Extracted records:
## START

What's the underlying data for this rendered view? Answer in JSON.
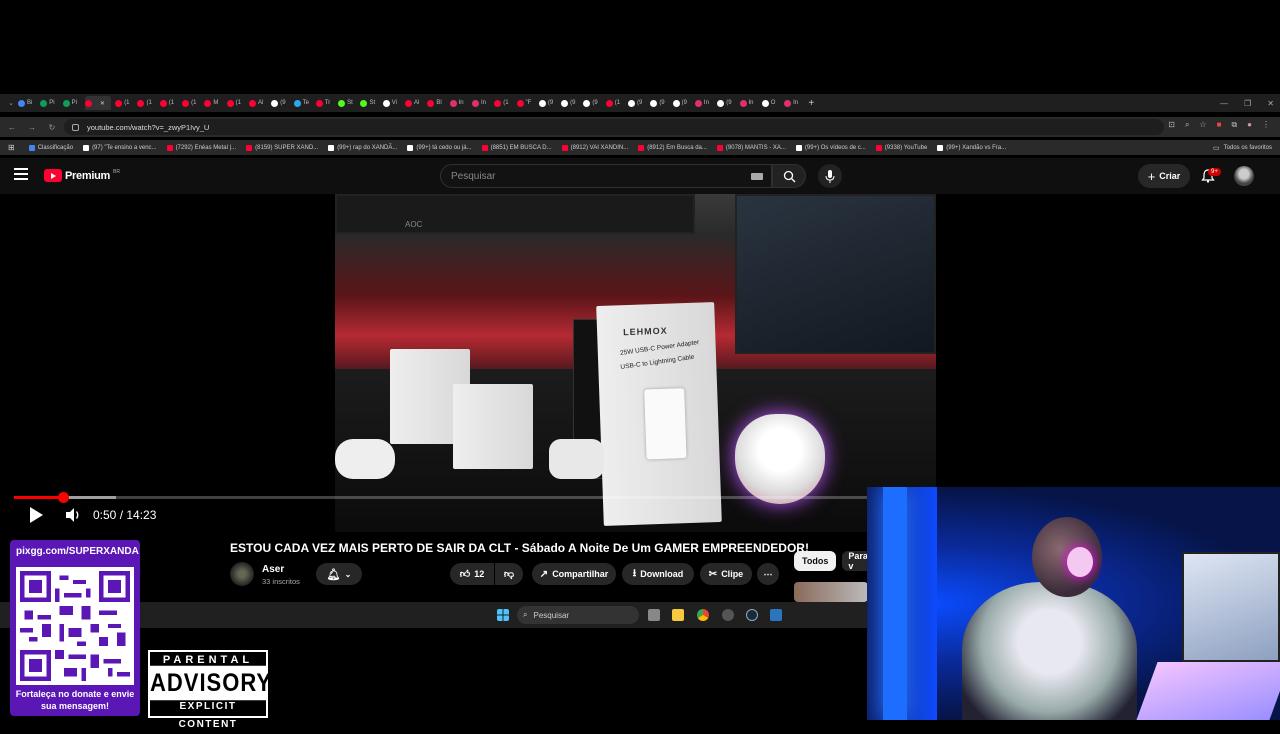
{
  "browser": {
    "tabs": [
      {
        "label": "Bi",
        "color": "#4285f4"
      },
      {
        "label": "Pi",
        "color": "#0f9d58"
      },
      {
        "label": "Pi",
        "color": "#0f9d58"
      },
      {
        "label": "",
        "color": "#ff0033",
        "active": true
      },
      {
        "label": "(1",
        "color": "#ff0033"
      },
      {
        "label": "(1",
        "color": "#ff0033"
      },
      {
        "label": "(1",
        "color": "#ff0033"
      },
      {
        "label": "(1",
        "color": "#ff0033"
      },
      {
        "label": "M",
        "color": "#ff0033"
      },
      {
        "label": "(1",
        "color": "#ff0033"
      },
      {
        "label": "Al",
        "color": "#ff0033"
      },
      {
        "label": "(9",
        "color": "#ffffff"
      },
      {
        "label": "Te",
        "color": "#29a9ea"
      },
      {
        "label": "Tr",
        "color": "#ff0033"
      },
      {
        "label": "St",
        "color": "#53fc18"
      },
      {
        "label": "St",
        "color": "#53fc18"
      },
      {
        "label": "Vi",
        "color": "#ffffff"
      },
      {
        "label": "Al",
        "color": "#ff0033"
      },
      {
        "label": "Bl",
        "color": "#ff0033"
      },
      {
        "label": "In",
        "color": "#e1306c"
      },
      {
        "label": "In",
        "color": "#e1306c"
      },
      {
        "label": "(1",
        "color": "#ff0033"
      },
      {
        "label": "\"F",
        "color": "#ff0033"
      },
      {
        "label": "(9",
        "color": "#ffffff"
      },
      {
        "label": "(9",
        "color": "#ffffff"
      },
      {
        "label": "(9",
        "color": "#ffffff"
      },
      {
        "label": "(1",
        "color": "#ff0033"
      },
      {
        "label": "(9",
        "color": "#ffffff"
      },
      {
        "label": "(9",
        "color": "#ffffff"
      },
      {
        "label": "(9",
        "color": "#ffffff"
      },
      {
        "label": "In",
        "color": "#e1306c"
      },
      {
        "label": "(9",
        "color": "#ffffff"
      },
      {
        "label": "In",
        "color": "#e1306c"
      },
      {
        "label": "O",
        "color": "#ffffff"
      },
      {
        "label": "In",
        "color": "#e1306c"
      }
    ],
    "url": "youtube.com/watch?v=_zwyP1Ivy_U",
    "bookmarks": [
      {
        "label": "Classificação",
        "color": "#4285f4"
      },
      {
        "label": "(97) \"Te ensino a venc...",
        "color": "#ffffff"
      },
      {
        "label": "(7292) Enéas Metal |...",
        "color": "#ff0033"
      },
      {
        "label": "(8159) SUPER XAND...",
        "color": "#ff0033"
      },
      {
        "label": "(99+) rap do XANDÃ...",
        "color": "#ffffff"
      },
      {
        "label": "(99+) tá cedo ou já...",
        "color": "#ffffff"
      },
      {
        "label": "(8851) EM BUSCA D...",
        "color": "#ff0033"
      },
      {
        "label": "(8912) VAI XANDIN...",
        "color": "#ff0033"
      },
      {
        "label": "(8912) Em Busca da...",
        "color": "#ff0033"
      },
      {
        "label": "(9078) MANTIS - XA...",
        "color": "#ff0033"
      },
      {
        "label": "(99+) Os vídeos de c...",
        "color": "#ffffff"
      },
      {
        "label": "(9338) YouTube",
        "color": "#ff0033"
      },
      {
        "label": "(99+) Xandão vs Fra...",
        "color": "#ffffff"
      }
    ],
    "all_bookmarks": "Todos os favoritos"
  },
  "youtube": {
    "logo": "Premium",
    "country": "BR",
    "search_placeholder": "Pesquisar",
    "create": "Criar",
    "notifications": "9+",
    "player": {
      "time": "0:50 / 14:23",
      "progress_fraction": 0.058,
      "loaded_fraction": 0.12
    },
    "video_title": "ESTOU CADA VEZ MAIS PERTO DE SAIR DA CLT - Sábado A Noite De Um GAMER EMPREENDEDOR!",
    "channel": "Aser",
    "subscribers": "33 inscritos",
    "likes": "12",
    "share": "Compartilhar",
    "download": "Download",
    "clip": "Clipe",
    "filters": [
      "Todos",
      "Para v"
    ]
  },
  "video_scene": {
    "monitor_brand": "AOC",
    "box_brand": "LEHMOX",
    "box_line1": "25W USB-C Power Adapter",
    "box_line2": "USB-C to Lightning Cable"
  },
  "taskbar": {
    "search": "Pesquisar"
  },
  "overlay": {
    "donate_url": "pixgg.com/SUPERXANDA",
    "donate_message": "Fortaleça no donate e envie sua mensagem!",
    "advisory_top": "PARENTAL",
    "advisory_mid": "ADVISORY",
    "advisory_bottom": "EXPLICIT CONTENT"
  },
  "colors": {
    "yt_red": "#ff0033",
    "donate_purple": "#5b16b6",
    "webcam_blue": "#0a4cff"
  }
}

## END

*REQUIRED WORK*:
Every record above must be given again exactly; drop the pictures.

*ANSWER TO THIS PROBLEM*:
What's the underlying data for this rendered view? Answer in JSON.
{
  "browser": {
    "tabs": [
      {
        "label": "Bi",
        "color": "#4285f4"
      },
      {
        "label": "Pi",
        "color": "#0f9d58"
      },
      {
        "label": "Pi",
        "color": "#0f9d58"
      },
      {
        "label": "",
        "color": "#ff0033",
        "active": true
      },
      {
        "label": "(1",
        "color": "#ff0033"
      },
      {
        "label": "(1",
        "color": "#ff0033"
      },
      {
        "label": "(1",
        "color": "#ff0033"
      },
      {
        "label": "(1",
        "color": "#ff0033"
      },
      {
        "label": "M",
        "color": "#ff0033"
      },
      {
        "label": "(1",
        "color": "#ff0033"
      },
      {
        "label": "Al",
        "color": "#ff0033"
      },
      {
        "label": "(9",
        "color": "#ffffff"
      },
      {
        "label": "Te",
        "color": "#29a9ea"
      },
      {
        "label": "Tr",
        "color": "#ff0033"
      },
      {
        "label": "St",
        "color": "#53fc18"
      },
      {
        "label": "St",
        "color": "#53fc18"
      },
      {
        "label": "Vi",
        "color": "#ffffff"
      },
      {
        "label": "Al",
        "color": "#ff0033"
      },
      {
        "label": "Bl",
        "color": "#ff0033"
      },
      {
        "label": "In",
        "color": "#e1306c"
      },
      {
        "label": "In",
        "color": "#e1306c"
      },
      {
        "label": "(1",
        "color": "#ff0033"
      },
      {
        "label": "\"F",
        "color": "#ff0033"
      },
      {
        "label": "(9",
        "color": "#ffffff"
      },
      {
        "label": "(9",
        "color": "#ffffff"
      },
      {
        "label": "(9",
        "color": "#ffffff"
      },
      {
        "label": "(1",
        "color": "#ff0033"
      },
      {
        "label": "(9",
        "color": "#ffffff"
      },
      {
        "label": "(9",
        "color": "#ffffff"
      },
      {
        "label": "(9",
        "color": "#ffffff"
      },
      {
        "label": "In",
        "color": "#e1306c"
      },
      {
        "label": "(9",
        "color": "#ffffff"
      },
      {
        "label": "In",
        "color": "#e1306c"
      },
      {
        "label": "O",
        "color": "#ffffff"
      },
      {
        "label": "In",
        "color": "#e1306c"
      }
    ],
    "url": "youtube.com/watch?v=_zwyP1Ivy_U",
    "bookmarks": [
      {
        "label": "Classificação",
        "color": "#4285f4"
      },
      {
        "label": "(97) \"Te ensino a venc...",
        "color": "#ffffff"
      },
      {
        "label": "(7292) Enéas Metal |...",
        "color": "#ff0033"
      },
      {
        "label": "(8159) SUPER XAND...",
        "color": "#ff0033"
      },
      {
        "label": "(99+) rap do XANDÃ...",
        "color": "#ffffff"
      },
      {
        "label": "(99+) tá cedo ou já...",
        "color": "#ffffff"
      },
      {
        "label": "(8851) EM BUSCA D...",
        "color": "#ff0033"
      },
      {
        "label": "(8912) VAI XANDIN...",
        "color": "#ff0033"
      },
      {
        "label": "(8912) Em Busca da...",
        "color": "#ff0033"
      },
      {
        "label": "(9078) MANTIS - XA...",
        "color": "#ff0033"
      },
      {
        "label": "(99+) Os vídeos de c...",
        "color": "#ffffff"
      },
      {
        "label": "(9338) YouTube",
        "color": "#ff0033"
      },
      {
        "label": "(99+) Xandão vs Fra...",
        "color": "#ffffff"
      }
    ],
    "all_bookmarks": "Todos os favoritos"
  },
  "youtube": {
    "logo": "Premium",
    "country": "BR",
    "search_placeholder": "Pesquisar",
    "create": "Criar",
    "notifications": "9+",
    "player": {
      "time": "0:50 / 14:23",
      "progress_fraction": 0.058,
      "loaded_fraction": 0.12
    },
    "video_title": "ESTOU CADA VEZ MAIS PERTO DE SAIR DA CLT - Sábado A Noite De Um GAMER EMPREENDEDOR!",
    "channel": "Aser",
    "subscribers": "33 inscritos",
    "likes": "12",
    "share": "Compartilhar",
    "download": "Download",
    "clip": "Clipe",
    "filters": [
      "Todos",
      "Para v"
    ]
  },
  "video_scene": {
    "monitor_brand": "AOC",
    "box_brand": "LEHMOX",
    "box_line1": "25W USB-C Power Adapter",
    "box_line2": "USB-C to Lightning Cable"
  },
  "taskbar": {
    "search": "Pesquisar"
  },
  "overlay": {
    "donate_url": "pixgg.com/SUPERXANDA",
    "donate_message": "Fortaleça no donate e envie sua mensagem!",
    "advisory_top": "PARENTAL",
    "advisory_mid": "ADVISORY",
    "advisory_bottom": "EXPLICIT CONTENT"
  },
  "colors": {
    "yt_red": "#ff0033",
    "donate_purple": "#5b16b6",
    "webcam_blue": "#0a4cff"
  }
}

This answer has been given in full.